Reproduce the rows below verbatim, everything from the line containing "Output each element" down to the line containing "sample-point (256, 468, 259, 471)", both included, and omit the pictures.

The records:
______
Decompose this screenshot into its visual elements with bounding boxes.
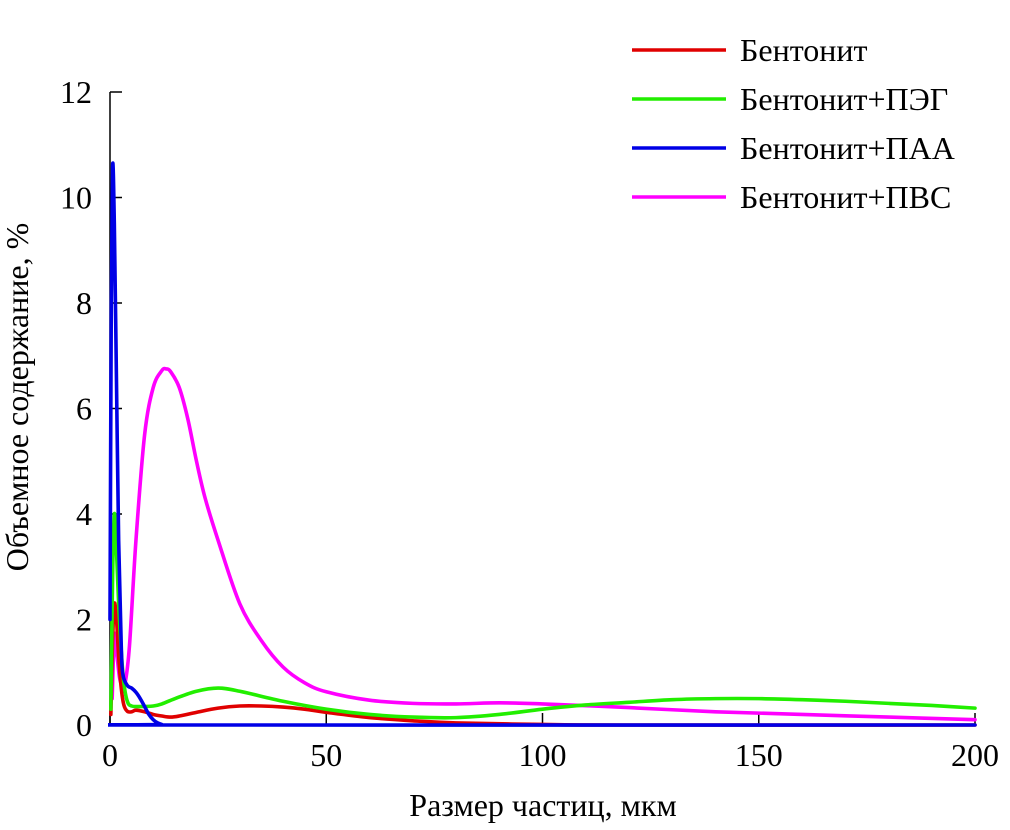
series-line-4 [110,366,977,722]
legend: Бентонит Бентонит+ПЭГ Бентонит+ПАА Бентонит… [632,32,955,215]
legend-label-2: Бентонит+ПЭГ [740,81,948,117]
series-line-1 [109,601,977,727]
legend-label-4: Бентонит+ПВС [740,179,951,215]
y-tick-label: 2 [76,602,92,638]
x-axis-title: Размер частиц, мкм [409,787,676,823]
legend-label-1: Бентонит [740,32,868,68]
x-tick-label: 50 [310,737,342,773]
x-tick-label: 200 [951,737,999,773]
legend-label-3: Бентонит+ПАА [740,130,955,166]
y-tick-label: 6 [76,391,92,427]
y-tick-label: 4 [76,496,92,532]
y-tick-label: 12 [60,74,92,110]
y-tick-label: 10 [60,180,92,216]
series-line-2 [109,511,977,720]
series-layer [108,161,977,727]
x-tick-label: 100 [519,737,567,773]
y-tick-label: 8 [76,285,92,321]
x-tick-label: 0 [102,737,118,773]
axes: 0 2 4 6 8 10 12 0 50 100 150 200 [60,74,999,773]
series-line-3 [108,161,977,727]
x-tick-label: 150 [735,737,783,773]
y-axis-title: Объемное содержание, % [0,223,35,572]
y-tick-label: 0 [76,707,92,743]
______
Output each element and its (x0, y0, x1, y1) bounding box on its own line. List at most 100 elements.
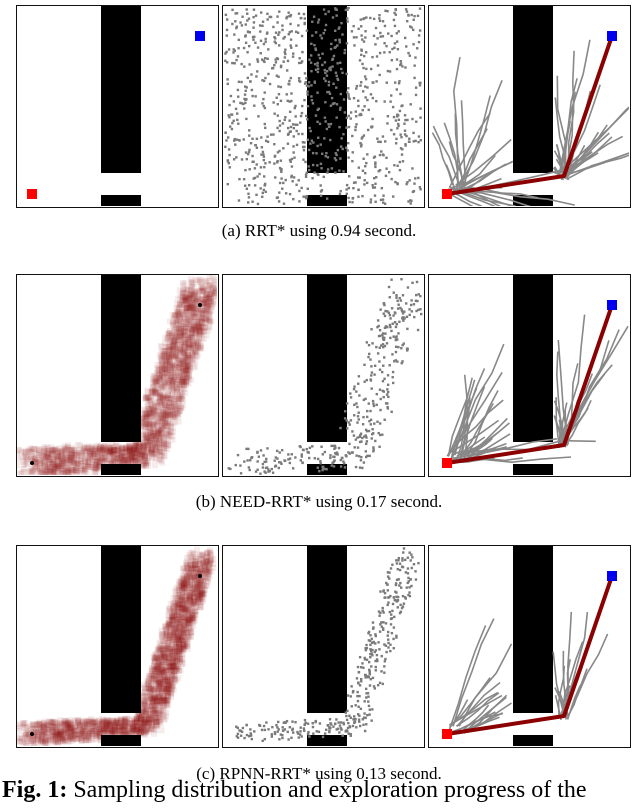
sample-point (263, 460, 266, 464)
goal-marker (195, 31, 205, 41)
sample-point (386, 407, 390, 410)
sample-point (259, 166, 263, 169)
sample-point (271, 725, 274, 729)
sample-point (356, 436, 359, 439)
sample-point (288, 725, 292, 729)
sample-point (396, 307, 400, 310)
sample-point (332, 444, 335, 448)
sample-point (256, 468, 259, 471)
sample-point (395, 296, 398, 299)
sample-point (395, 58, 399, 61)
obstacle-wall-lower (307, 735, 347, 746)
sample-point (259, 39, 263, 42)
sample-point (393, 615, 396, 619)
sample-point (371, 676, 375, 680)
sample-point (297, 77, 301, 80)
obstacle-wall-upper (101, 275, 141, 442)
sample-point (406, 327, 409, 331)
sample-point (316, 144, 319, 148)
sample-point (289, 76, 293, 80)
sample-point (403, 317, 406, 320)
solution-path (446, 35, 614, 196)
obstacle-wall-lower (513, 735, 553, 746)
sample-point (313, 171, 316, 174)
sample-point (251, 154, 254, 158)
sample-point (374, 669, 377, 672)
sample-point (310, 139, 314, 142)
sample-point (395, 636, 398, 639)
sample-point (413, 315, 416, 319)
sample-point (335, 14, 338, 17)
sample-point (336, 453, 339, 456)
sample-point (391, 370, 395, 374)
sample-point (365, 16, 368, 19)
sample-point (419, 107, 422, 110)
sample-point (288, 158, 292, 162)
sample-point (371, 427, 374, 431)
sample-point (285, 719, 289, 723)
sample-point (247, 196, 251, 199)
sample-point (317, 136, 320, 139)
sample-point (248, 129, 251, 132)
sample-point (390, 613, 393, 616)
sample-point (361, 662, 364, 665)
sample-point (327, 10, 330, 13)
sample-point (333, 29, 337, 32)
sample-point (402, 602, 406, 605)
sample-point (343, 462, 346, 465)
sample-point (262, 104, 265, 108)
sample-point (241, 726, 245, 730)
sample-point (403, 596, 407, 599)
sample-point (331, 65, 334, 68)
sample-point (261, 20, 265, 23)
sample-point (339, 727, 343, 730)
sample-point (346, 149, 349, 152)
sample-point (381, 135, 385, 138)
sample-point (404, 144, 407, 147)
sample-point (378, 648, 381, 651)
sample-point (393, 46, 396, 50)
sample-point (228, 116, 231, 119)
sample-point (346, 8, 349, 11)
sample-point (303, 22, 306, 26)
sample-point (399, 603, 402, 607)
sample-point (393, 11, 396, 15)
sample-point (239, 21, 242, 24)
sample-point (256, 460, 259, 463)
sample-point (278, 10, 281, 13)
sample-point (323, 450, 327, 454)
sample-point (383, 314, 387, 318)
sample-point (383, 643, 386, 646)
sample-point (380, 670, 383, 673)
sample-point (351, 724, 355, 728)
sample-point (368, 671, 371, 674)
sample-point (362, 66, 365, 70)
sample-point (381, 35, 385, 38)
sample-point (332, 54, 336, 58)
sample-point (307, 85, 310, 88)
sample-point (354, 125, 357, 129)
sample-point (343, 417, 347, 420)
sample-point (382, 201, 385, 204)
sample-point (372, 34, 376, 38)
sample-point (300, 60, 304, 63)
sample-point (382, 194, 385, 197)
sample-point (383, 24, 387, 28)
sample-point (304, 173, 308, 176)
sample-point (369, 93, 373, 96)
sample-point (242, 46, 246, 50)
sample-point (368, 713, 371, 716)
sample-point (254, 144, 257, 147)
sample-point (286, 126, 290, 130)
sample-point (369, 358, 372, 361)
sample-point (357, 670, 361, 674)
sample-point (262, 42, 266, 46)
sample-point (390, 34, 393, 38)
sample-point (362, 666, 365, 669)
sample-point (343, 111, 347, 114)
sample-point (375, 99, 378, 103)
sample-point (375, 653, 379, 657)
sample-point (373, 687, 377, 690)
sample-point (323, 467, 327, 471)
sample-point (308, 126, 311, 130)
______
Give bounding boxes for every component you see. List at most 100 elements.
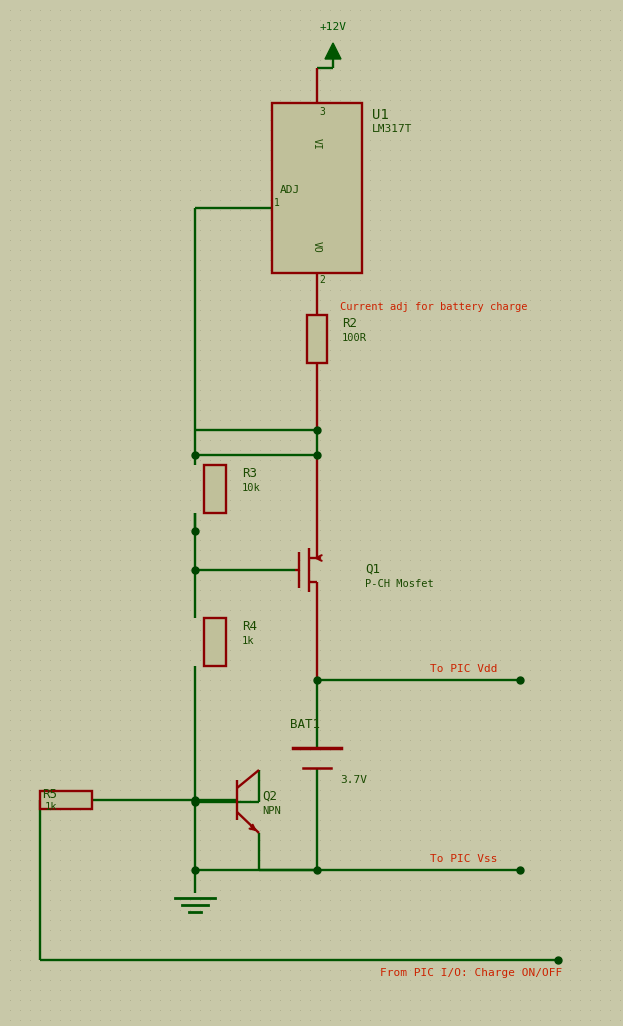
______
Correct output:
Output each element and its (x0, y0, x1, y1) bounding box on its own line. List at most 100 elements.
sample-point (263, 460, 266, 464)
goal-marker (195, 31, 205, 41)
sample-point (386, 407, 390, 410)
sample-point (259, 166, 263, 169)
sample-point (271, 725, 274, 729)
sample-point (356, 436, 359, 439)
sample-point (288, 725, 292, 729)
sample-point (396, 307, 400, 310)
sample-point (332, 444, 335, 448)
sample-point (256, 468, 259, 471)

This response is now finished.